• Brano di lettura
++++++

Due linee al Cremlino: arrivare fino alla Moldova o fermarsi al Sud-Est. Il presidente non ha ancora deciso. Ma gli esperti dubitano

Infliggere una sconfitta all’Ucraina nel Donbass. Poi proseguire l’avanzata verso sud. Arrivando a Odessa e Nikolaev. E stabilendo una connessione diretta con la Transnistria, dove c’è «una popolazione russofona oppressa». Dopo le parole del comandante ad interim del distretto militare centrale russo Rustam Minnekayev, oggi è Dmitrij Suslov, direttore del Centro Studi Internazionali di Mosca a spiegare l’obiettivo “massimalista” del Cremlino. Ma Suslov avverte anche che c’è una seconda corrente di pensiero nella classe dirigente russa. Che è invece minimalista. E osserva che l’obiettivo Transnistria richiederebbe molte più risorse, prolungherebbe la guerra e renderebbe più difficile un accordo con l’Ucraina e l’Occidente.

++++++

• Consegna 1
Elenca tutte le città nominate nel brano di lettura.
• Consegna 2
Prosegui il brano sugli obiettivi del Cremlino in Ucraina, ripartendo dopo la sua ultima frase.

++++++

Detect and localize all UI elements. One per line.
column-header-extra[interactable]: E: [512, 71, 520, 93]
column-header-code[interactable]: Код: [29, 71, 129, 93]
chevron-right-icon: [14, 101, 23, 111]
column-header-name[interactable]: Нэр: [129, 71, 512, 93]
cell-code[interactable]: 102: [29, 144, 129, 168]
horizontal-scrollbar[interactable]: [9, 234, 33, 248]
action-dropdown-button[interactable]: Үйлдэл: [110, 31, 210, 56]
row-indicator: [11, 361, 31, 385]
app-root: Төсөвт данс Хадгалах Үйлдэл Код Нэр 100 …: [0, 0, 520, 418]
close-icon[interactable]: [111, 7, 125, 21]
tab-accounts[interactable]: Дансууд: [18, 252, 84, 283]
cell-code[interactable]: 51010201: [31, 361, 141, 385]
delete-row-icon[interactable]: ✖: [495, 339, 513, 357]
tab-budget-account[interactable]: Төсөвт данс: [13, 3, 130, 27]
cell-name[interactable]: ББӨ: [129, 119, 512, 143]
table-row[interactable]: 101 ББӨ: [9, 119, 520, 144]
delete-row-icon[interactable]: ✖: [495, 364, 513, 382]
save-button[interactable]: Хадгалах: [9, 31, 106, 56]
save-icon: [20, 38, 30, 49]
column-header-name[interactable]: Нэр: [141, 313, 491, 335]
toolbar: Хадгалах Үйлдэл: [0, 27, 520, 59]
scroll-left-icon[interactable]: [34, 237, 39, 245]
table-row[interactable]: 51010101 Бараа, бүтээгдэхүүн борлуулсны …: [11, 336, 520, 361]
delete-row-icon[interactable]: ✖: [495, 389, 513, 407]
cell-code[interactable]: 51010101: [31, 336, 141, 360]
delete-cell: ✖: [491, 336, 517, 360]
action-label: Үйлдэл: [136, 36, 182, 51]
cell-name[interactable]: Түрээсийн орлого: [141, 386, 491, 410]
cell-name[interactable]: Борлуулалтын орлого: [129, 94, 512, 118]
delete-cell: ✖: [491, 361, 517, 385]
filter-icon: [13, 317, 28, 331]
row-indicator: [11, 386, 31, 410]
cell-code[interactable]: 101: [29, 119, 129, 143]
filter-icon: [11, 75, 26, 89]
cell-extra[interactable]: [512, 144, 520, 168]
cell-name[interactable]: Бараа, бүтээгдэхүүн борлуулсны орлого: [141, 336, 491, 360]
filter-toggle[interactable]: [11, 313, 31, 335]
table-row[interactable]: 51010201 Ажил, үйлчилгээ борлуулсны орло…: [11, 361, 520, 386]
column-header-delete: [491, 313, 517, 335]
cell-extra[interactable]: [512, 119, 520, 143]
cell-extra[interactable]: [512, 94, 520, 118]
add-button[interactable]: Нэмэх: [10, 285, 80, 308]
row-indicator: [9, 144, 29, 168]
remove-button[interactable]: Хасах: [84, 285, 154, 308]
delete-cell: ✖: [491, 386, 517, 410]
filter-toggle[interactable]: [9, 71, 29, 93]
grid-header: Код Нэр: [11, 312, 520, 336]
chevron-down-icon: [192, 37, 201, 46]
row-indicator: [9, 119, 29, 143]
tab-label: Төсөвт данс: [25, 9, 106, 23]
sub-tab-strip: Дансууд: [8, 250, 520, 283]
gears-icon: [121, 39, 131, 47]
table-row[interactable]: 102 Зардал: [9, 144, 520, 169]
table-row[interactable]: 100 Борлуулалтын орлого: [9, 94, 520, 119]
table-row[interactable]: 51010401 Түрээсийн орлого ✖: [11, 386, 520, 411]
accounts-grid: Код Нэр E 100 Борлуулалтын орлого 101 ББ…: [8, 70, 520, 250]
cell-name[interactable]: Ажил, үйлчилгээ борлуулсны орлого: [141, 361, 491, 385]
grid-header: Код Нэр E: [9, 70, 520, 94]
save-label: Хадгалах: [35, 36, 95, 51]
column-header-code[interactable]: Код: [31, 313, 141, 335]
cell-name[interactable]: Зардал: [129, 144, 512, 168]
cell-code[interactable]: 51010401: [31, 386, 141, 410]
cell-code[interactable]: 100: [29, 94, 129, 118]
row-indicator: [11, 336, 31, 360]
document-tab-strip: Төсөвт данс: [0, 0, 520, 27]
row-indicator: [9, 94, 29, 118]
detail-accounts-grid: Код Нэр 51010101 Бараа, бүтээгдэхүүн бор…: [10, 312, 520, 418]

++++++

• Risposta attesa 1
Odessa, Nikolaev, Mosca

• Risposta attesa 2
Obiettivo sud

Suslov, che ha parlato in un’intervista al Corriere della Sera, dice che Vladimir Putin semplicemente non ha ancora deciso cosa fare. E va ricordato che lui stesso il 24 febbraio, giorno dell’inizio della guerra, lo stesso Suslov aveva detto tutt’altro. Sostenendo che l’obiettivo dei russi fosse il cambio di regime a Kiev e quindi la deposizione di Zelensky. Il cambio di prospettiva lo spiega oggi lui stesso: «L’assunzione iniziale sull’Ucraina che sarebbe crollata come un castello di carte si è rivelata errata. L’esercito ucraino ha opposto una resistenza impressionante, aiutato massicciamente dall’Occidente». Seguendo questa prospettiva la conquista dei territori rivendicati dalle due repubbliche secessioniste e l’occupazione della parte meridionale dell’Ucraina porterebbe anche al collasso dell’economia di Kiev. Che perderebbe così l’acciaieria e i porti di Mariupol e Odessa.


Per questo Zelensky ha fatto partire subito l’allarme Moldova e ieri Chisinau ha protestato con l’ambasciatore russo. Mentre il portavoce del Cremlino Dmitry Peskov ha risposto con un ‘no comment‘ a chi gli chiedeva un commento sulla nuova prospettiva. Nel Donbass intanto l’offensiva entra intanto sempre più nel vivo. Una pioggia di missili ha colpito ieri anche l’ospedale regionale traumatologico della città di Lyman, stando alle denunce di Kiev. Le operazioni d’assalto puntano in particolare su Sloviansk, nell’oblast di Donetsk. Nel mirino restano i centri strategici di Rubizhne e Popasna, dove le forze di Mosca hanno aperto il fuoco su un autobus che stava evacuando civili. Pesanti raid anche su Kharkiv, dove l’esercito russo ha rivendicato la conquista di un arsenale con migliaia di tonnellate di munizioni.

Cos’è la Transnistria?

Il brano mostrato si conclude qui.